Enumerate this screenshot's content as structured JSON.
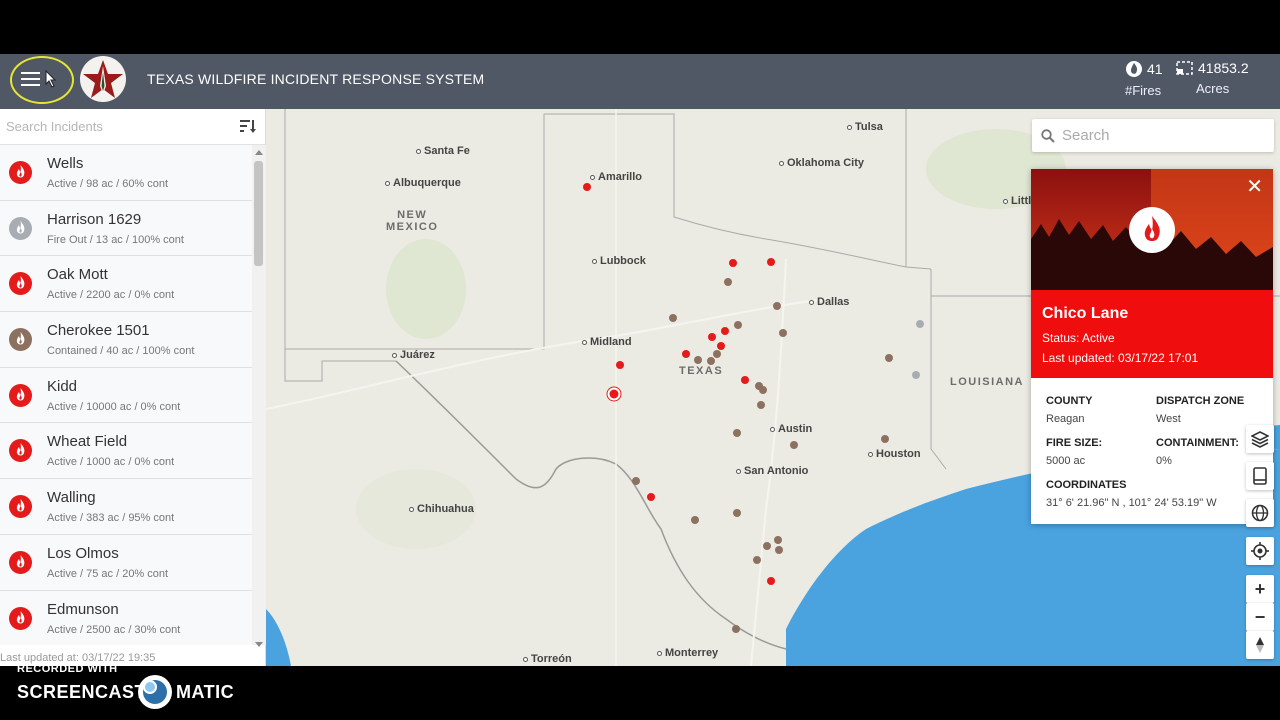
{
  "header": {
    "title": "TEXAS WILDFIRE INCIDENT RESPONSE SYSTEM",
    "fires_count": "41",
    "fires_label": "#Fires",
    "acres_count": "41853.2",
    "acres_label": "Acres"
  },
  "sidebar": {
    "search_placeholder": "Search Incidents",
    "last_updated": "Last updated at: 03/17/22 19:35",
    "incidents": [
      {
        "name": "Wells",
        "status": "Active / 98 ac / 60% cont",
        "kind": "active"
      },
      {
        "name": "Harrison 1629",
        "status": "Fire Out / 13 ac / 100% cont",
        "kind": "out"
      },
      {
        "name": "Oak Mott",
        "status": "Active / 2200 ac / 0% cont",
        "kind": "active"
      },
      {
        "name": "Cherokee 1501",
        "status": "Contained / 40 ac / 100% cont",
        "kind": "contained"
      },
      {
        "name": "Kidd",
        "status": "Active / 10000 ac / 0% cont",
        "kind": "active"
      },
      {
        "name": "Wheat Field",
        "status": "Active / 1000 ac / 0% cont",
        "kind": "active"
      },
      {
        "name": "Walling",
        "status": "Active / 383 ac / 95% cont",
        "kind": "active"
      },
      {
        "name": "Los Olmos",
        "status": "Active / 75 ac / 20% cont",
        "kind": "active"
      },
      {
        "name": "Edmunson",
        "status": "Active / 2500 ac / 30% cont",
        "kind": "active"
      }
    ]
  },
  "map": {
    "search_placeholder": "Search",
    "cities": {
      "tulsa": "Tulsa",
      "santa_fe": "Santa Fe",
      "oklahoma_city": "Oklahoma City",
      "amarillo": "Amarillo",
      "albuquerque": "Albuquerque",
      "little_rock": "Littl",
      "lubbock": "Lubbock",
      "dallas": "Dallas",
      "midland": "Midland",
      "juarez": "Juárez",
      "austin": "Austin",
      "san_antonio": "San Antonio",
      "houston": "Houston",
      "chihuahua": "Chihuahua",
      "torreon": "Torreón",
      "monterrey": "Monterrey"
    },
    "regions": {
      "new_mexico_1": "NEW",
      "new_mexico_2": "MEXICO",
      "texas": "TEXAS",
      "louisiana": "LOUISIANA"
    }
  },
  "popup": {
    "name": "Chico Lane",
    "status": "Status: Active",
    "updated": "Last updated: 03/17/22 17:01",
    "county_label": "COUNTY",
    "county_value": "Reagan",
    "zone_label": "DISPATCH ZONE",
    "zone_value": "West",
    "size_label": "FIRE SIZE:",
    "size_value": "5000 ac",
    "cont_label": "CONTAINMENT:",
    "cont_value": "0%",
    "coords_label": "COORDINATES",
    "coords_value": "31° 6' 21.96\" N , 101° 24' 53.19\" W"
  },
  "footer": {
    "recorded": "RECORDED WITH",
    "brand_left": "SCREENCAST",
    "brand_right": "MATIC"
  },
  "colors": {
    "header_bg": "#505866",
    "active_fire": "#e31b1b",
    "contained_fire": "#8c7160",
    "out_fire": "#a7adb2",
    "popup_red": "#f00d0d"
  }
}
# # # #
_Description of the task:_ Quote all the records verbatim, dropping any pictures from your copy.

_In response:_
Enumerate this screenshot's content as structured JSON.
{
  "header": {
    "title": "TEXAS WILDFIRE INCIDENT RESPONSE SYSTEM",
    "fires_count": "41",
    "fires_label": "#Fires",
    "acres_count": "41853.2",
    "acres_label": "Acres"
  },
  "sidebar": {
    "search_placeholder": "Search Incidents",
    "last_updated": "Last updated at: 03/17/22 19:35",
    "incidents": [
      {
        "name": "Wells",
        "status": "Active / 98 ac / 60% cont",
        "kind": "active"
      },
      {
        "name": "Harrison 1629",
        "status": "Fire Out / 13 ac / 100% cont",
        "kind": "out"
      },
      {
        "name": "Oak Mott",
        "status": "Active / 2200 ac / 0% cont",
        "kind": "active"
      },
      {
        "name": "Cherokee 1501",
        "status": "Contained / 40 ac / 100% cont",
        "kind": "contained"
      },
      {
        "name": "Kidd",
        "status": "Active / 10000 ac / 0% cont",
        "kind": "active"
      },
      {
        "name": "Wheat Field",
        "status": "Active / 1000 ac / 0% cont",
        "kind": "active"
      },
      {
        "name": "Walling",
        "status": "Active / 383 ac / 95% cont",
        "kind": "active"
      },
      {
        "name": "Los Olmos",
        "status": "Active / 75 ac / 20% cont",
        "kind": "active"
      },
      {
        "name": "Edmunson",
        "status": "Active / 2500 ac / 30% cont",
        "kind": "active"
      }
    ]
  },
  "map": {
    "search_placeholder": "Search",
    "cities": {
      "tulsa": "Tulsa",
      "santa_fe": "Santa Fe",
      "oklahoma_city": "Oklahoma City",
      "amarillo": "Amarillo",
      "albuquerque": "Albuquerque",
      "little_rock": "Littl",
      "lubbock": "Lubbock",
      "dallas": "Dallas",
      "midland": "Midland",
      "juarez": "Juárez",
      "austin": "Austin",
      "san_antonio": "San Antonio",
      "houston": "Houston",
      "chihuahua": "Chihuahua",
      "torreon": "Torreón",
      "monterrey": "Monterrey"
    },
    "regions": {
      "new_mexico_1": "NEW",
      "new_mexico_2": "MEXICO",
      "texas": "TEXAS",
      "louisiana": "LOUISIANA"
    }
  },
  "popup": {
    "name": "Chico Lane",
    "status": "Status: Active",
    "updated": "Last updated: 03/17/22 17:01",
    "county_label": "COUNTY",
    "county_value": "Reagan",
    "zone_label": "DISPATCH ZONE",
    "zone_value": "West",
    "size_label": "FIRE SIZE:",
    "size_value": "5000 ac",
    "cont_label": "CONTAINMENT:",
    "cont_value": "0%",
    "coords_label": "COORDINATES",
    "coords_value": "31° 6' 21.96\" N , 101° 24' 53.19\" W"
  },
  "footer": {
    "recorded": "RECORDED WITH",
    "brand_left": "SCREENCAST",
    "brand_right": "MATIC"
  },
  "colors": {
    "header_bg": "#505866",
    "active_fire": "#e31b1b",
    "contained_fire": "#8c7160",
    "out_fire": "#a7adb2",
    "popup_red": "#f00d0d"
  }
}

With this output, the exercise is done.